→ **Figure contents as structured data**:
•••••
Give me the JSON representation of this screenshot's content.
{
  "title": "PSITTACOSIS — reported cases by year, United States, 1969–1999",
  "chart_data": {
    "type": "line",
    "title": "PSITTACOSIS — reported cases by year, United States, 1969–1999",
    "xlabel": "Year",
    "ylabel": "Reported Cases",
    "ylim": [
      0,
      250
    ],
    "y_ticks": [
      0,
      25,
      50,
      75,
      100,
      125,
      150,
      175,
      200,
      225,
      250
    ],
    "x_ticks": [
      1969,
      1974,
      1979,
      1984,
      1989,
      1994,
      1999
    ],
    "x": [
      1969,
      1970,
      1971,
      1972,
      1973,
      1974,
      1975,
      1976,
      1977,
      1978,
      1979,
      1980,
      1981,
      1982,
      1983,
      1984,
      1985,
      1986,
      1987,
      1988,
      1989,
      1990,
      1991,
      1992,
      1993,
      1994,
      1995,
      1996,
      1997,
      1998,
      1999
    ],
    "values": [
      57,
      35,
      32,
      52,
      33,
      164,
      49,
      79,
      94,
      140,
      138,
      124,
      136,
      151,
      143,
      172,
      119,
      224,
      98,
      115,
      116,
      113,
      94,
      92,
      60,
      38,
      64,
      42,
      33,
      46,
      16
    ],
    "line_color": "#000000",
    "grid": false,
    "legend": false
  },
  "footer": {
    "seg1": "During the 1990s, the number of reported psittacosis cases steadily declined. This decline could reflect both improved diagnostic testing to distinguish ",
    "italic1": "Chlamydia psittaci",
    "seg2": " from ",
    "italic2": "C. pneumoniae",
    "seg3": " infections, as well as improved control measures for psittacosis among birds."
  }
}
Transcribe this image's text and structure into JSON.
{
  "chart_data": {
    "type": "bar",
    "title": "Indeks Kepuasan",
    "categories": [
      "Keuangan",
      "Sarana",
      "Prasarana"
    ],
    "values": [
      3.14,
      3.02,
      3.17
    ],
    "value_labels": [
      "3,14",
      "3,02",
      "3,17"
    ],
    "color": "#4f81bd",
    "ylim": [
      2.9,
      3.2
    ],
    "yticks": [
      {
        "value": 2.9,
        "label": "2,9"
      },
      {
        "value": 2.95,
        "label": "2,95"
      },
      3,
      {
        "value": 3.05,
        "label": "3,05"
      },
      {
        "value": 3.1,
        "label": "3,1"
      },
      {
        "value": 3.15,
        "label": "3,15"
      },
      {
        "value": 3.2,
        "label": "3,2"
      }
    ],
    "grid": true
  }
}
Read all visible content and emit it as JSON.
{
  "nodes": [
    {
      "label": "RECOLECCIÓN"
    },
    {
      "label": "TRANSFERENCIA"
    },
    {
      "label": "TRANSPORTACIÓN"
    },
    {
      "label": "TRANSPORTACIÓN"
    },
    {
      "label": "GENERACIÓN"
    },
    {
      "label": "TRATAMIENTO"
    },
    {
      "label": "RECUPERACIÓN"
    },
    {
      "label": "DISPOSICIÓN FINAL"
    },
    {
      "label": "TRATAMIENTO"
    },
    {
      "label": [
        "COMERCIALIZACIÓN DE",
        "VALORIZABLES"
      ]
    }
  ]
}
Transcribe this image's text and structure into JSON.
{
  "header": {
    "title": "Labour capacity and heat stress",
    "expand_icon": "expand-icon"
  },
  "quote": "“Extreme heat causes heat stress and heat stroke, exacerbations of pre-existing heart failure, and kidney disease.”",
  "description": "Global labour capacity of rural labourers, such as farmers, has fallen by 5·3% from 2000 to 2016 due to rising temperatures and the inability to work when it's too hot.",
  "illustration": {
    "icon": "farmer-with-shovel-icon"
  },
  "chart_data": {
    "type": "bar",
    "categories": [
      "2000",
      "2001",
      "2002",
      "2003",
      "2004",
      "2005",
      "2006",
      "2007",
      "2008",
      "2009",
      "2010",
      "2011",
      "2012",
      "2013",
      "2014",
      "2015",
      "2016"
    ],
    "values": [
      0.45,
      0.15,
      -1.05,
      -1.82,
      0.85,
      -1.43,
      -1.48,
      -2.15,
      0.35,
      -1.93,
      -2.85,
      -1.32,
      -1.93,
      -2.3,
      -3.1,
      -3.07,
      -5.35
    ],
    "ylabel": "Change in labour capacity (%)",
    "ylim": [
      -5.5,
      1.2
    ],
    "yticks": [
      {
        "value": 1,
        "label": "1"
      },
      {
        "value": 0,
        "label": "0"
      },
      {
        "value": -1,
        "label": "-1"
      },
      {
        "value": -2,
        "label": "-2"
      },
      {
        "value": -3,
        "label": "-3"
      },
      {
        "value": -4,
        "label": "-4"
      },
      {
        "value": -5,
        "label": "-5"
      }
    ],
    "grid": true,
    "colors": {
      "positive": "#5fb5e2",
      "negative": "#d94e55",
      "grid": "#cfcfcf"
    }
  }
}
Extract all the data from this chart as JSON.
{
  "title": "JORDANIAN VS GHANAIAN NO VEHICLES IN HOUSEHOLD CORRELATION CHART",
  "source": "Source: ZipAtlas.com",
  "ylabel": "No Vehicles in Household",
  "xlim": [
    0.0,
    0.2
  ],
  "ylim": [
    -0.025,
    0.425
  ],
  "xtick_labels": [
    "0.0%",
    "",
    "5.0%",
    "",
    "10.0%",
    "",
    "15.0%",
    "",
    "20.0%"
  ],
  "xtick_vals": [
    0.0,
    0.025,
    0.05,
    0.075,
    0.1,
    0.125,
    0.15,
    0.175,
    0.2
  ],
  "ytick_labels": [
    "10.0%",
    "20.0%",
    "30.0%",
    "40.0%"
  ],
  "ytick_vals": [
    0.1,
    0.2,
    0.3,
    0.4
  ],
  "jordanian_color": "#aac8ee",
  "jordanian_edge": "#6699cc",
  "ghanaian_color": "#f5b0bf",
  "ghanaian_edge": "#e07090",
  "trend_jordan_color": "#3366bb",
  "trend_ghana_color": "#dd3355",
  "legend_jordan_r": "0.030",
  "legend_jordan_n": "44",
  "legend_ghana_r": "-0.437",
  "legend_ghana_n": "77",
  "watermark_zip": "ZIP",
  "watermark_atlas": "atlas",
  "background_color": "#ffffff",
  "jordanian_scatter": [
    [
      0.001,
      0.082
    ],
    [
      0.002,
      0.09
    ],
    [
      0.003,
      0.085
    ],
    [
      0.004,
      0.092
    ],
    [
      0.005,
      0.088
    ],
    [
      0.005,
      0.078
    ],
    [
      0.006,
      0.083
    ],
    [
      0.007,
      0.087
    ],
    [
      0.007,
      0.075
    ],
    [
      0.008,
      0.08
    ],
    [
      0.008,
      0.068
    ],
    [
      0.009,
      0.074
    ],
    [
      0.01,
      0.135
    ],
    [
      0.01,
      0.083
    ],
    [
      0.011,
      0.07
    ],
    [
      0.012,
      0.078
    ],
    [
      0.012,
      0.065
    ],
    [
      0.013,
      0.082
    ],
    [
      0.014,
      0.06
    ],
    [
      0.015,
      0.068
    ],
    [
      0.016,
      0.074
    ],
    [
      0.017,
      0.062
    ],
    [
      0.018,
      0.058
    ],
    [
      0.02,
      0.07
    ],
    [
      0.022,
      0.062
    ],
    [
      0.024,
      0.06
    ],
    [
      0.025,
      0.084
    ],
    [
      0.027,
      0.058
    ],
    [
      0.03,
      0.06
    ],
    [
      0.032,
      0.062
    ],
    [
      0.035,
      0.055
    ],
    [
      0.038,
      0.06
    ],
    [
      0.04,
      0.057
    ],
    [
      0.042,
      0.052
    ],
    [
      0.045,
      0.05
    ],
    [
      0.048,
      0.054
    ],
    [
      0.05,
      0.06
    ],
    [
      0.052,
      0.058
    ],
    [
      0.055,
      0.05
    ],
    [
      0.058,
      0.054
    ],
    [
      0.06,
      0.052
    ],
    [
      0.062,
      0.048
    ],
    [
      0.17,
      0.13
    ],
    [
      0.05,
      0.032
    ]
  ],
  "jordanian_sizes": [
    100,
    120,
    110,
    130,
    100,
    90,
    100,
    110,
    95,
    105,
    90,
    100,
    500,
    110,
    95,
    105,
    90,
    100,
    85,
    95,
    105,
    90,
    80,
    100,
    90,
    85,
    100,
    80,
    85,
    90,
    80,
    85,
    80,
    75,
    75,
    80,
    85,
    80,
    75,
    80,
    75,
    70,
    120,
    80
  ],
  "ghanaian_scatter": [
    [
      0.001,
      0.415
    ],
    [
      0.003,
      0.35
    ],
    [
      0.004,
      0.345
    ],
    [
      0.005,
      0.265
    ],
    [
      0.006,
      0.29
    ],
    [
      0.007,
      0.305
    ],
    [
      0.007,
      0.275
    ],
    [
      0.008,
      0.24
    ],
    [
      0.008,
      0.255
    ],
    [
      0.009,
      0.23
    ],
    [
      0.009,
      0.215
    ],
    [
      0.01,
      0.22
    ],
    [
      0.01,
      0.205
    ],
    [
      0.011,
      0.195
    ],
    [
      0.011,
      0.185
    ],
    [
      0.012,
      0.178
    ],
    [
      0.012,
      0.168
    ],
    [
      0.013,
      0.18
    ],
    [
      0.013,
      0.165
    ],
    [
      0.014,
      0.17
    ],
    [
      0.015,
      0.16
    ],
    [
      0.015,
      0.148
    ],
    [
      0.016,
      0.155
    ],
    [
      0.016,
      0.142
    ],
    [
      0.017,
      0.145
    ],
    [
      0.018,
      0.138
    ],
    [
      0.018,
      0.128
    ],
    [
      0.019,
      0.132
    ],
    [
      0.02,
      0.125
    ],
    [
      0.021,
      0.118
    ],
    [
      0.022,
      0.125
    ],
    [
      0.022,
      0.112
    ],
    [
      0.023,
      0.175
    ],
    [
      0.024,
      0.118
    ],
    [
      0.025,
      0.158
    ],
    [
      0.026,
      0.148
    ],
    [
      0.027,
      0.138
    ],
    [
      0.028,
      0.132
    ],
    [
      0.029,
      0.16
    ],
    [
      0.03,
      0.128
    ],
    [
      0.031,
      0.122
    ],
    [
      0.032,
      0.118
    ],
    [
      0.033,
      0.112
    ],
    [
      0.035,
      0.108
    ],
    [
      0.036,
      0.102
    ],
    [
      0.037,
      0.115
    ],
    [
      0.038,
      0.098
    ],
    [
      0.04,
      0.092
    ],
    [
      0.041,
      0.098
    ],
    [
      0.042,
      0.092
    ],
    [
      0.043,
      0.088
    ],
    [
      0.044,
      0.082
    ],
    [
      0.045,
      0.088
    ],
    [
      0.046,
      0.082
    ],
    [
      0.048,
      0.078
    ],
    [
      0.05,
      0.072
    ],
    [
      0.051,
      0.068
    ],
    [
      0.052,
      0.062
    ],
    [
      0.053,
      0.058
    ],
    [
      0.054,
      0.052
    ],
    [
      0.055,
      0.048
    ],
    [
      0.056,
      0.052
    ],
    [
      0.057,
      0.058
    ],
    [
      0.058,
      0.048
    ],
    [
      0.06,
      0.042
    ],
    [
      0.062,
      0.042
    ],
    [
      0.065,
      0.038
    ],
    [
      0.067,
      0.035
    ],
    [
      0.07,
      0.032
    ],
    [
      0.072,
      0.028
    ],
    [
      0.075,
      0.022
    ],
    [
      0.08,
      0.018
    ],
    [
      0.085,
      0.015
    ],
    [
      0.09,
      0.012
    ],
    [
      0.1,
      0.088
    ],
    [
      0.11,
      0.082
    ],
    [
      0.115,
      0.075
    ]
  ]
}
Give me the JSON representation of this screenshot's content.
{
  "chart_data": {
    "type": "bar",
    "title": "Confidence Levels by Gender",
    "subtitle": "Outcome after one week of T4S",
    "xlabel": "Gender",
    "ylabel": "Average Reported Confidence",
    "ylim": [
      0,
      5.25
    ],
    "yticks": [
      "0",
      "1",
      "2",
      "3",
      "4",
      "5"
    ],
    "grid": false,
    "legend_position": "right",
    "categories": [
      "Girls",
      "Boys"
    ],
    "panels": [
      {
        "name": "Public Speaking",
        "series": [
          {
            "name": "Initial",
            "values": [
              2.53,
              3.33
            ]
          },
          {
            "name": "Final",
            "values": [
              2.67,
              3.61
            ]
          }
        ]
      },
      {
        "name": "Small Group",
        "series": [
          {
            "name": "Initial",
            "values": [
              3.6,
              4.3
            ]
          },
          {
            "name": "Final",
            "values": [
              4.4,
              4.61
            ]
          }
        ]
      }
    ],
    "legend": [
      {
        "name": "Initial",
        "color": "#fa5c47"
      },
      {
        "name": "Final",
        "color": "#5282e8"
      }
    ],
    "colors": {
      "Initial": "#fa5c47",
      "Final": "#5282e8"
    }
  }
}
•••••
Find every line holding the word "name"; give their count and nothing else.

8